— Start of Data for processing —

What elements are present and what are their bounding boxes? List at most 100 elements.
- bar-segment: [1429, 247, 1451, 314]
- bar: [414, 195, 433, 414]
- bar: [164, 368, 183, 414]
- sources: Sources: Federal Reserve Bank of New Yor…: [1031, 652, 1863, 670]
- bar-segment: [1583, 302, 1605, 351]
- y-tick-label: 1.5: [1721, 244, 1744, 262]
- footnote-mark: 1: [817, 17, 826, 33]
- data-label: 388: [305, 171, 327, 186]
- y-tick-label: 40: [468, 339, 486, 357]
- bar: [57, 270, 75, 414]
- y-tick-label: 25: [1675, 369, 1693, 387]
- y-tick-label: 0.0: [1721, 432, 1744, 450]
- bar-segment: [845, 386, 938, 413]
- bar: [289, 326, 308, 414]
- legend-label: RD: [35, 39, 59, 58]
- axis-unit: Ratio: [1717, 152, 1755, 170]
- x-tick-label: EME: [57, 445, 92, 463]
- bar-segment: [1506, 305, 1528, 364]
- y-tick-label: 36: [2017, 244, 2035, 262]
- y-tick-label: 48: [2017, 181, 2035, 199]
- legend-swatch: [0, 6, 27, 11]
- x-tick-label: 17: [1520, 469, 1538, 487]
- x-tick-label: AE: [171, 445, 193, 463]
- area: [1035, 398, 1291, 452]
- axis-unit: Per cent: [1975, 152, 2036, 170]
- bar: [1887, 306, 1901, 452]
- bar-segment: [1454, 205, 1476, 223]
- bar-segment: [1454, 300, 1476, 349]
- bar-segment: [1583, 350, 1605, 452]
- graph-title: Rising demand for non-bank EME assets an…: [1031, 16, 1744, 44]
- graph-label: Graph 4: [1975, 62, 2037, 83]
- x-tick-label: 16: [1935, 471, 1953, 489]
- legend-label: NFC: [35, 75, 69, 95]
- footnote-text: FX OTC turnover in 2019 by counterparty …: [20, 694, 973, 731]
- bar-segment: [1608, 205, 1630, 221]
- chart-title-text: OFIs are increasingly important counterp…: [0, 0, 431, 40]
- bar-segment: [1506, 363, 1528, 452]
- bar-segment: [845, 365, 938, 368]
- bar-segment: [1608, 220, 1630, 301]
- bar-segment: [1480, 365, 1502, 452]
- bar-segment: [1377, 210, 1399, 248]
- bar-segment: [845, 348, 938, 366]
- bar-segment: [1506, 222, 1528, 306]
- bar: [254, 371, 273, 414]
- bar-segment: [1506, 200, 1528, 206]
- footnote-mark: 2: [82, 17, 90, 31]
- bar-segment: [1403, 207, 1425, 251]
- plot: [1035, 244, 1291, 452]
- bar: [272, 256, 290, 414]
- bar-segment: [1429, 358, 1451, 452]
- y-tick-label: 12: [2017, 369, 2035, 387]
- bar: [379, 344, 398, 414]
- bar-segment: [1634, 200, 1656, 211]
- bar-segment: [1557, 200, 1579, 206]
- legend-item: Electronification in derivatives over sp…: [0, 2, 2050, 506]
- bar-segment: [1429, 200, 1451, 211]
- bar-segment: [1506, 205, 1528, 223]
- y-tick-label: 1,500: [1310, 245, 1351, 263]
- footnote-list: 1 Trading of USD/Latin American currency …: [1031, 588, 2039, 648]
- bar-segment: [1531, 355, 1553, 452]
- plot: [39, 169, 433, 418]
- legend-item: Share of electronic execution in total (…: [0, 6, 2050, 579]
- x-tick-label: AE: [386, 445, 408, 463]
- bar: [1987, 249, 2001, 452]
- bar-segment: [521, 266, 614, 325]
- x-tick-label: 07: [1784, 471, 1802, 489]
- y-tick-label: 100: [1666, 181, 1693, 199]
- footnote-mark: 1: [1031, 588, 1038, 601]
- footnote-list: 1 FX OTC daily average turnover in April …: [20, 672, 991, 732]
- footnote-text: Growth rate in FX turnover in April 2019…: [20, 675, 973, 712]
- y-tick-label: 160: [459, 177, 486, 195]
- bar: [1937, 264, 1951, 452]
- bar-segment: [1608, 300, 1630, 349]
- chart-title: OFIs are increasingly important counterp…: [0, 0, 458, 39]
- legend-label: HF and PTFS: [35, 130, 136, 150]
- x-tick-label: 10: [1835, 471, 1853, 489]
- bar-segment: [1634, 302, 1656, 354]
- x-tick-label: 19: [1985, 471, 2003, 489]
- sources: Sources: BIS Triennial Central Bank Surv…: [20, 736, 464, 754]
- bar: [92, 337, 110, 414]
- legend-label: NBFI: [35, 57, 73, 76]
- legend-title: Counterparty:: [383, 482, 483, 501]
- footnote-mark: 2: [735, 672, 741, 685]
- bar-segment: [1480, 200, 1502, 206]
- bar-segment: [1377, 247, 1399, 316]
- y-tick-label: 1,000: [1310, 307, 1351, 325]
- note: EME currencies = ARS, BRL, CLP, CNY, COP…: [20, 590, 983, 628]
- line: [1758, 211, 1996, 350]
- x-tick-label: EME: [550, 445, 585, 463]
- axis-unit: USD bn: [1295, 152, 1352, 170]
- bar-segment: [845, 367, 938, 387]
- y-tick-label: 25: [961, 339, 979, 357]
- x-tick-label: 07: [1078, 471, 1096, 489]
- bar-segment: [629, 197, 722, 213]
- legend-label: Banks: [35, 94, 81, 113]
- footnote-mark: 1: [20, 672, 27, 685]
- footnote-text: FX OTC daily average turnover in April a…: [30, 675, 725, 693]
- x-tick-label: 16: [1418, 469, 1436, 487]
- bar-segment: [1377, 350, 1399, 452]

— End of Data for processing —

• **Exercise task**: Rewrite the material above, replacing each "x-tick-label" with "x-axis-label" and keeping everything else the same.

• **Correct output**:
What elements are present and what are their bounding boxes? List at most 100 elements.
- bar-segment: [1429, 247, 1451, 314]
- bar: [414, 195, 433, 414]
- bar: [164, 368, 183, 414]
- sources: Sources: Federal Reserve Bank of New Yor…: [1031, 652, 1863, 670]
- bar-segment: [1583, 302, 1605, 351]
- y-tick-label: 1.5: [1721, 244, 1744, 262]
- footnote-mark: 1: [817, 17, 826, 33]
- data-label: 388: [305, 171, 327, 186]
- y-tick-label: 40: [468, 339, 486, 357]
- bar: [57, 270, 75, 414]
- y-tick-label: 25: [1675, 369, 1693, 387]
- y-tick-label: 0.0: [1721, 432, 1744, 450]
- bar-segment: [845, 386, 938, 413]
- bar: [289, 326, 308, 414]
- legend-label: RD: [35, 39, 59, 58]
- axis-unit: Ratio: [1717, 152, 1755, 170]
- x-axis-label: EME: [57, 445, 92, 463]
- bar-segment: [1506, 305, 1528, 364]
- y-tick-label: 36: [2017, 244, 2035, 262]
- y-tick-label: 48: [2017, 181, 2035, 199]
- legend-swatch: [0, 6, 27, 11]
- x-axis-label: 17: [1520, 469, 1538, 487]
- x-axis-label: AE: [171, 445, 193, 463]
- area: [1035, 398, 1291, 452]
- axis-unit: Per cent: [1975, 152, 2036, 170]
- bar: [1887, 306, 1901, 452]
- bar-segment: [1454, 205, 1476, 223]
- bar-segment: [1454, 300, 1476, 349]
- bar-segment: [1583, 350, 1605, 452]
- graph-title: Rising demand for non-bank EME assets an…: [1031, 16, 1744, 44]
- graph-label: Graph 4: [1975, 62, 2037, 83]
- x-axis-label: 16: [1935, 471, 1953, 489]
- legend-label: NFC: [35, 75, 69, 95]
- footnote-text: FX OTC turnover in 2019 by counterparty …: [20, 694, 973, 731]
- bar-segment: [1608, 205, 1630, 221]
- chart-title-text: OFIs are increasingly important counterp…: [0, 0, 431, 40]
- bar-segment: [1506, 363, 1528, 452]
- bar-segment: [845, 365, 938, 368]
- bar-segment: [1608, 220, 1630, 301]
- bar-segment: [1480, 365, 1502, 452]
- bar-segment: [1377, 210, 1399, 248]
- bar-segment: [845, 348, 938, 366]
- bar-segment: [1506, 222, 1528, 306]
- bar: [254, 371, 273, 414]
- bar-segment: [1506, 200, 1528, 206]
- footnote-mark: 2: [82, 17, 90, 31]
- bar-segment: [1403, 207, 1425, 251]
- plot: [1035, 244, 1291, 452]
- bar: [272, 256, 290, 414]
- bar-segment: [1429, 358, 1451, 452]
- y-tick-label: 12: [2017, 369, 2035, 387]
- bar: [379, 344, 398, 414]
- bar-segment: [1634, 200, 1656, 211]
- bar-segment: [1557, 200, 1579, 206]
- legend-item: Electronification in derivatives over sp…: [0, 2, 2050, 506]
- bar-segment: [1429, 200, 1451, 211]
- bar-segment: [1506, 205, 1528, 223]
- y-tick-label: 1,500: [1310, 245, 1351, 263]
- footnote-list: 1 Trading of USD/Latin American currency …: [1031, 588, 2039, 648]
- bar-segment: [1531, 355, 1553, 452]
- plot: [39, 169, 433, 418]
- legend-item: Share of electronic execution in total (…: [0, 6, 2050, 579]
- x-axis-label: AE: [386, 445, 408, 463]
- bar: [1987, 249, 2001, 452]
- bar-segment: [521, 266, 614, 325]
- x-axis-label: 07: [1784, 471, 1802, 489]
- y-tick-label: 100: [1666, 181, 1693, 199]
- footnote-mark: 1: [1031, 588, 1038, 601]
- footnote-list: 1 FX OTC daily average turnover in April …: [20, 672, 991, 732]
- footnote-text: Growth rate in FX turnover in April 2019…: [20, 675, 973, 712]
- y-tick-label: 160: [459, 177, 486, 195]
- bar: [1937, 264, 1951, 452]
- bar-segment: [1608, 300, 1630, 349]
- chart-title: OFIs are increasingly important counterp…: [0, 0, 458, 39]
- legend-label: HF and PTFS: [35, 130, 136, 150]
- x-axis-label: 10: [1835, 471, 1853, 489]
- bar-segment: [1634, 302, 1656, 354]
- x-axis-label: 19: [1985, 471, 2003, 489]
- sources: Sources: BIS Triennial Central Bank Surv…: [20, 736, 464, 754]
- bar: [92, 337, 110, 414]
- legend-label: NBFI: [35, 57, 73, 76]
- legend-title: Counterparty:: [383, 482, 483, 501]
- footnote-mark: 2: [735, 672, 741, 685]
- bar-segment: [1480, 200, 1502, 206]
- bar-segment: [1377, 247, 1399, 316]
- y-tick-label: 1,000: [1310, 307, 1351, 325]
- note: EME currencies = ARS, BRL, CLP, CNY, COP…: [20, 590, 983, 628]
- line: [1758, 211, 1996, 350]
- x-axis-label: EME: [550, 445, 585, 463]
- axis-unit: USD bn: [1295, 152, 1352, 170]
- bar-segment: [845, 367, 938, 387]
- y-tick-label: 25: [961, 339, 979, 357]
- x-axis-label: 07: [1078, 471, 1096, 489]
- bar-segment: [629, 197, 722, 213]
- legend-label: Banks: [35, 94, 81, 113]
- footnote-mark: 1: [20, 672, 27, 685]
- footnote-text: FX OTC daily average turnover in April a…: [30, 675, 725, 693]
- x-axis-label: 16: [1418, 469, 1436, 487]
- bar-segment: [1377, 350, 1399, 452]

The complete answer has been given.